## Task to complete:
In the following material, identify every line holding the string "rather" and return it.

Lines of data
++++++++++
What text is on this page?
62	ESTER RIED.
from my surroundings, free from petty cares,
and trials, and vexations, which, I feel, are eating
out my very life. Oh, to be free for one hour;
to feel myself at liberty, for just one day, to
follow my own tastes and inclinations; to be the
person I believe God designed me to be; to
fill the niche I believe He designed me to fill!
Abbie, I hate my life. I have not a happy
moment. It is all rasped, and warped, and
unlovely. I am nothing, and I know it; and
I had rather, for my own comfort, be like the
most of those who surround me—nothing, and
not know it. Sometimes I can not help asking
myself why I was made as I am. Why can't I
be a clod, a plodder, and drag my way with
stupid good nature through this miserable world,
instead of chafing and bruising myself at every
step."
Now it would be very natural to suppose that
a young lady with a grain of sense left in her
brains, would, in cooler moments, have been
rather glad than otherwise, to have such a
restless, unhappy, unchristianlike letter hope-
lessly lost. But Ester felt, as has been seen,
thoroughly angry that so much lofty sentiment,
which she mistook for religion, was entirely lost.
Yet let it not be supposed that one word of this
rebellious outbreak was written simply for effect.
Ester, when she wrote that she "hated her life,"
++++++++++
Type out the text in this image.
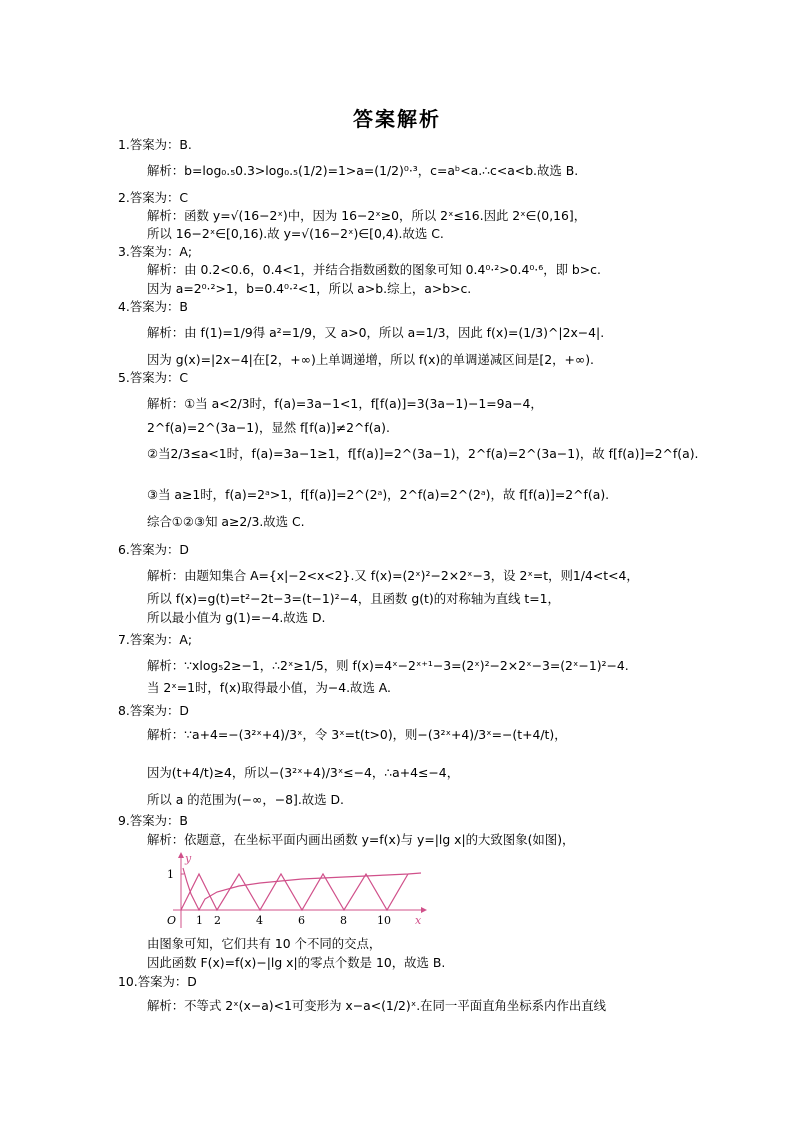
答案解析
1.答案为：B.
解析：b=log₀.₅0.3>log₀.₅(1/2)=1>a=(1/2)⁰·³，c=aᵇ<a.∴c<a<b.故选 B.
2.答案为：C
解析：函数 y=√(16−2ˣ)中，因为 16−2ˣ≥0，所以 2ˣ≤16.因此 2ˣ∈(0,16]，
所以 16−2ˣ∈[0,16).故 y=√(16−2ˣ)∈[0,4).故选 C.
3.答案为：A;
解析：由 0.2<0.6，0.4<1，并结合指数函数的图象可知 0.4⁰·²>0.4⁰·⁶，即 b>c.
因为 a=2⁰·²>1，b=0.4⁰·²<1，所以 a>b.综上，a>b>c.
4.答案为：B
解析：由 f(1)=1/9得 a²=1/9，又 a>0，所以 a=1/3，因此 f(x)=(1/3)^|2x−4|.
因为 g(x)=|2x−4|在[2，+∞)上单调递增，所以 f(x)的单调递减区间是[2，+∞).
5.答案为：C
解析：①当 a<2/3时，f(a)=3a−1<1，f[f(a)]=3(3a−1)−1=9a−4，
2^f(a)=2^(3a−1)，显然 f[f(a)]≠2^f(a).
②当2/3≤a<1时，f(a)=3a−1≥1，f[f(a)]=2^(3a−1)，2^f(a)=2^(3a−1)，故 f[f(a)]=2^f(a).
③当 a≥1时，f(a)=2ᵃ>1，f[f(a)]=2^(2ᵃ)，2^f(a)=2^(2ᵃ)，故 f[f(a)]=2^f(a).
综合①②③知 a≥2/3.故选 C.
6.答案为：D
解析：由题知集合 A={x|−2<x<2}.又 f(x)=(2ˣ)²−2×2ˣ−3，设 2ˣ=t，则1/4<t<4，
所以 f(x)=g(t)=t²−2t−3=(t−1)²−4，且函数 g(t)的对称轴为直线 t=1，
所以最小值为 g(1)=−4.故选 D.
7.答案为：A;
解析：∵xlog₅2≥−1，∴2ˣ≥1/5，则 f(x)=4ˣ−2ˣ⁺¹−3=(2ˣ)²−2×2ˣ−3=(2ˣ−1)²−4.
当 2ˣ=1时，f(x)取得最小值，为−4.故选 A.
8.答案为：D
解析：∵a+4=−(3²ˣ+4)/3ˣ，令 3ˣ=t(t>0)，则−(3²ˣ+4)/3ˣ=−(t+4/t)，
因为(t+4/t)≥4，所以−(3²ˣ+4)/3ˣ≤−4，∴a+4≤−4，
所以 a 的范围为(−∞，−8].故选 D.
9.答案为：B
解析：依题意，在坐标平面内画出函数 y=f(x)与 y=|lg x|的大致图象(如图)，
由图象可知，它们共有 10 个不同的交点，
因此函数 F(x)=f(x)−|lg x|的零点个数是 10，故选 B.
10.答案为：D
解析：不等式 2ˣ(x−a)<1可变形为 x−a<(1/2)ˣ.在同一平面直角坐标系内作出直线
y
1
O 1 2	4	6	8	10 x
++++++++++
## Correct result:
I had rather, for my own comfort, be like the
rather glad than otherwise, to have such a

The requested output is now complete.